## WHAT TO PRODUCE
Find the lines containing "highly" and say how many there are, with no other words.

## DATASET RECORDS

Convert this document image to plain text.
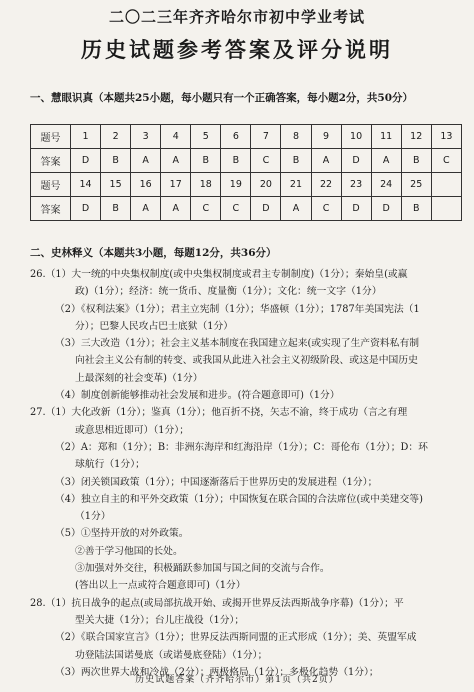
二〇二三年齐齐哈尔市初中学业考试
历史试题参考答案及评分说明
一、慧眼识真（本题共25小题，每小题只有一个正确答案，每小题2分，共50分）
题号	1	2	3	4	5	6	7	8	9	10	11	12	13
答案	D	B	A	A	B	B	C	B	A	D	A	B	C
题号	14	15	16	17	18	19	20	21	22	23	24	25	
答案	D	B	A	A	C	C	D	A	C	D	D	B	
二、史林释义（本题共3小题，每题12分，共36分）
26.（1）大一统的中央集权制度(或中央集权制度或君主专制制度)（1分）；秦始皇(或赢
政)（1分）；经济：统一货币、度量衡（1分）；文化：统一文字（1分）
（2）《权利法案》（1分）；君主立宪制（1分）；华盛顿（1分）；1787年美国宪法（1
分）；巴黎人民攻占巴士底狱（1分）
（3）三大改造（1分）；社会主义基本制度在我国建立起来(或实现了生产资料私有制
向社会主义公有制的转变、或我国从此进入社会主义初级阶段、或这是中国历史
上最深刻的社会变革)（1分）
（4）制度创新能够推动社会发展和进步。(符合题意即可)（1分）
27.（1）大化改新（1分）；鉴真（1分）；他百折不挠，矢志不渝，终于成功（言之有理
或意思相近即可）（1分）；
（2）A：郑和（1分）；B：非洲东海岸和红海沿岸（1分）；C：哥伦布（1分）；D：环
球航行（1分）；
（3）闭关锁国政策（1分）；中国逐渐落后于世界历史的发展进程（1分）；
（4）独立自主的和平外交政策（1分）；中国恢复在联合国的合法席位(或中美建交等)
（1分）
（5）①坚持开放的对外政策。
②善于学习他国的长处。
③加强对外交往，积极踊跃参加国与国之间的交流与合作。
(答出以上一点或符合题意即可)（1分）
28.（1）抗日战争的起点(或局部抗战开始、或揭开世界反法西斯战争序幕)（1分）；平
型关大捷（1分）；台儿庄战役（1分）；
（2）《联合国家宣言》（1分）；世界反法西斯同盟的正式形成（1分）；美、英盟军成
功登陆法国诺曼底（或诺曼底登陆）（1分）；
（3）两次世界大战和冷战（2分）；两极格局（1分）；多极化趋势（1分）；
历史试题答案（齐齐哈尔市）第1页（共2页）
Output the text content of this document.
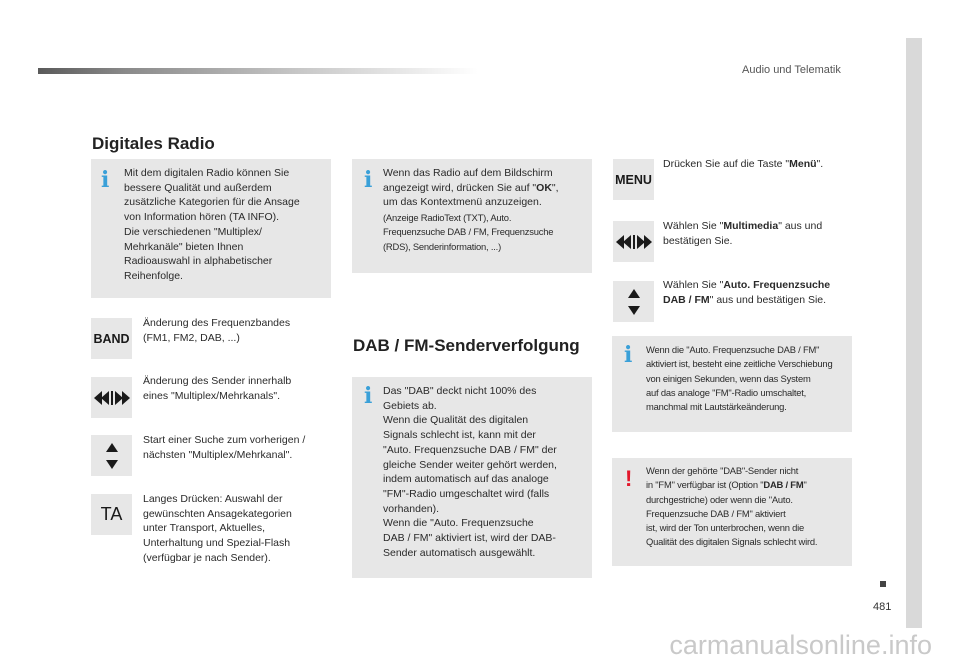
Audio und Telematik
481
Digitales Radio
DAB / FM-Senderverfolgung
i Mit dem digitalen Radio können Sie
bessere Qualität und außerdem
zusätzliche Kategorien für die Ansage
von Information hören (TA INFO).
Die verschiedenen "Multiplex/
Mehrkanäle" bieten Ihnen
Radioauswahl in alphabetischer
Reihenfolge.
BAND
Änderung des Frequenzbandes
(FM1, FM2, DAB, ...)
Änderung des Sender innerhalb
eines "Multiplex/Mehrkanals".
Start einer Suche zum vorherigen /
nächsten "Multiplex/Mehrkanal".
TA
Langes Drücken: Auswahl der
gewünschten Ansagekategorien
unter Transport, Aktuelles,
Unterhaltung und Spezial-Flash
(verfügbar je nach Sender).
i Wenn das Radio auf dem Bildschirm
angezeigt wird, drücken Sie auf "OK",
um das Kontextmenü anzuzeigen.
(Anzeige RadioText (TXT), Auto.
Frequenzsuche DAB / FM, Frequenzsuche
(RDS), Senderinformation, ...)
i Das "DAB" deckt nicht 100% des
Gebiets ab.
Wenn die Qualität des digitalen
Signals schlecht ist, kann mit der
"Auto. Frequenzsuche DAB / FM" der
gleiche Sender weiter gehört werden,
indem automatisch auf das analoge
"FM"-Radio umgeschaltet wird (falls
vorhanden).
Wenn die "Auto. Frequenzsuche
DAB / FM" aktiviert ist, wird der DAB-
Sender automatisch ausgewählt.
MENU
Drücken Sie auf die Taste "Menü".
Wählen Sie "Multimedia" aus und
bestätigen Sie.
Wählen Sie "Auto. Frequenzsuche
DAB / FM" aus und bestätigen Sie.
i Wenn die "Auto. Frequenzsuche DAB / FM"
aktiviert ist, besteht eine zeitliche Verschiebung
von einigen Sekunden, wenn das System
auf das analoge "FM"-Radio umschaltet,
manchmal mit Lautstärkeänderung.
! Wenn der gehörte "DAB"-Sender nicht
in "FM" verfügbar ist (Option "DAB / FM"
durchgestriche) oder wenn die "Auto.
Frequenzsuche DAB / FM" aktiviert
ist, wird der Ton unterbrochen, wenn die
Qualität des digitalen Signals schlecht wird.
carmanualsonline.info
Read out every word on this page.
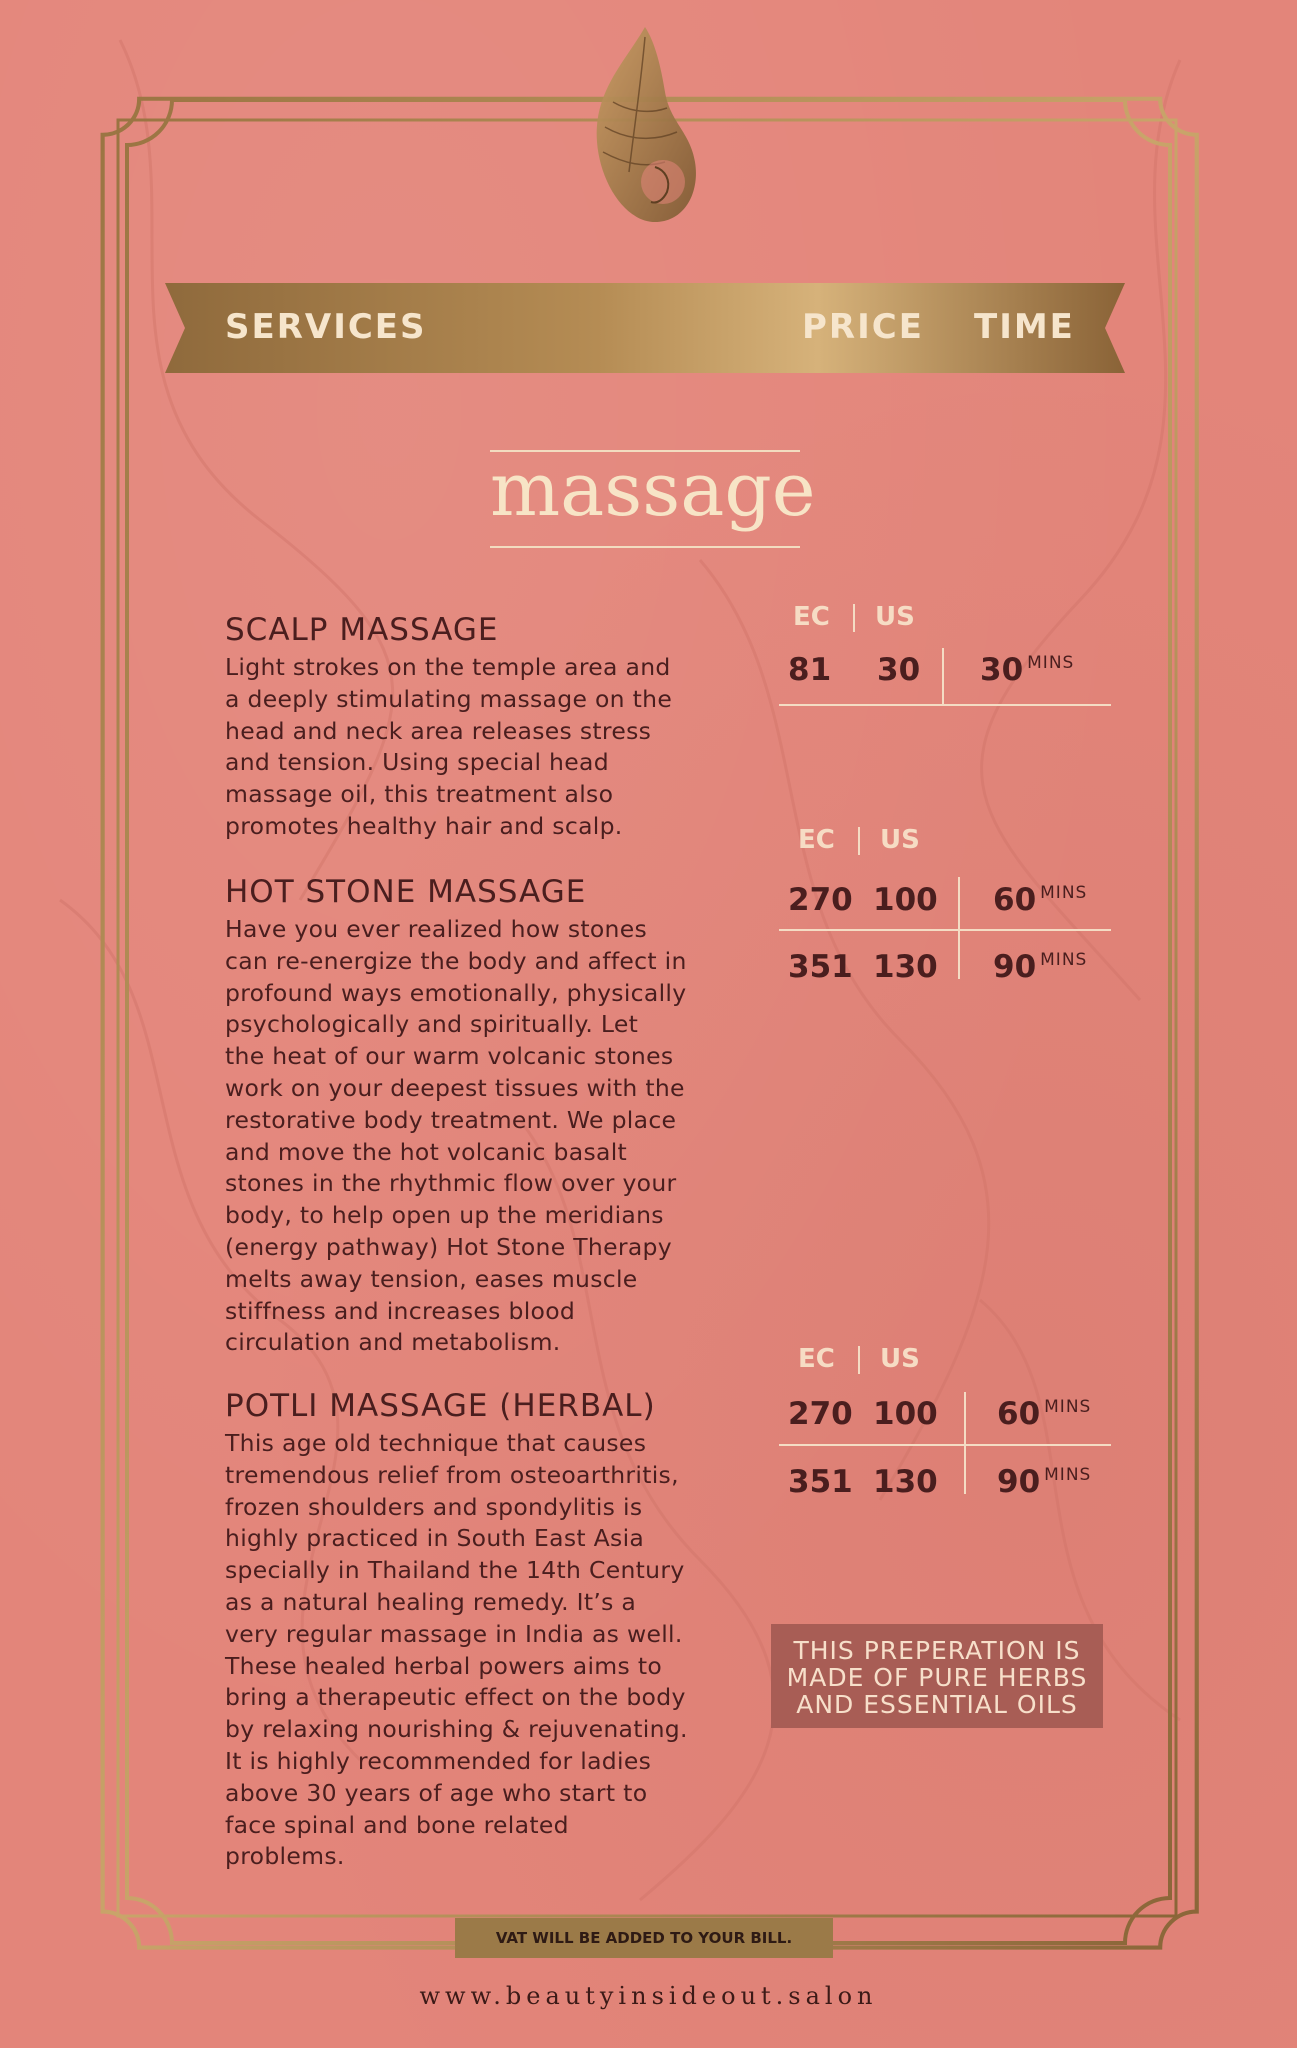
SERVICES	PRICE TIME
massage
SCALP MASSAGE

Light strokes on the temple area and
a deeply stimulating massage on the
head and neck area releases stress
and tension. Using special head
massage oil, this treatment also
promotes healthy hair and scalp.

EC US
81 30 30 $^{MINS}$
HOT STONE MASSAGE

Have you ever realized how stones
can re-energize the body and affect in
profound ways emotionally, physically
psychologically and spiritually. Let
the heat of our warm volcanic stones
work on your deepest tissues with the
restorative body treatment. We place
and move the hot volcanic basalt
stones in the rhythmic flow over your
body, to help open up the meridians
(energy pathway) Hot Stone Therapy
melts away tension, eases muscle
stiffness and increases blood
circulation and metabolism.

EC US
270 100 60 $^{MINS}$
351 130 90 $^{MINS}$
POTLI MASSAGE (HERBAL)

This age old technique that causes
tremendous relief from osteoarthritis,
frozen shoulders and spondylitis is
highly practiced in South East Asia
specially in Thailand the 14th Century
as a natural healing remedy. It’s a
very regular massage in India as well.
These healed herbal powers aims to
bring a therapeutic effect on the body
by relaxing nourishing & rejuvenating.
It is highly recommended for ladies
above 30 years of age who start to
face spinal and bone related
problems.

EC US
270 100 60 $^{MINS}$
351 130 90 $^{MINS}$
THIS PREPERATION IS
MADE OF PURE HERBS
AND ESSENTIAL OILS
VAT WILL BE ADDED TO YOUR BILL.
www.beautyinsideout.salon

## EXPECTED ANSWER
2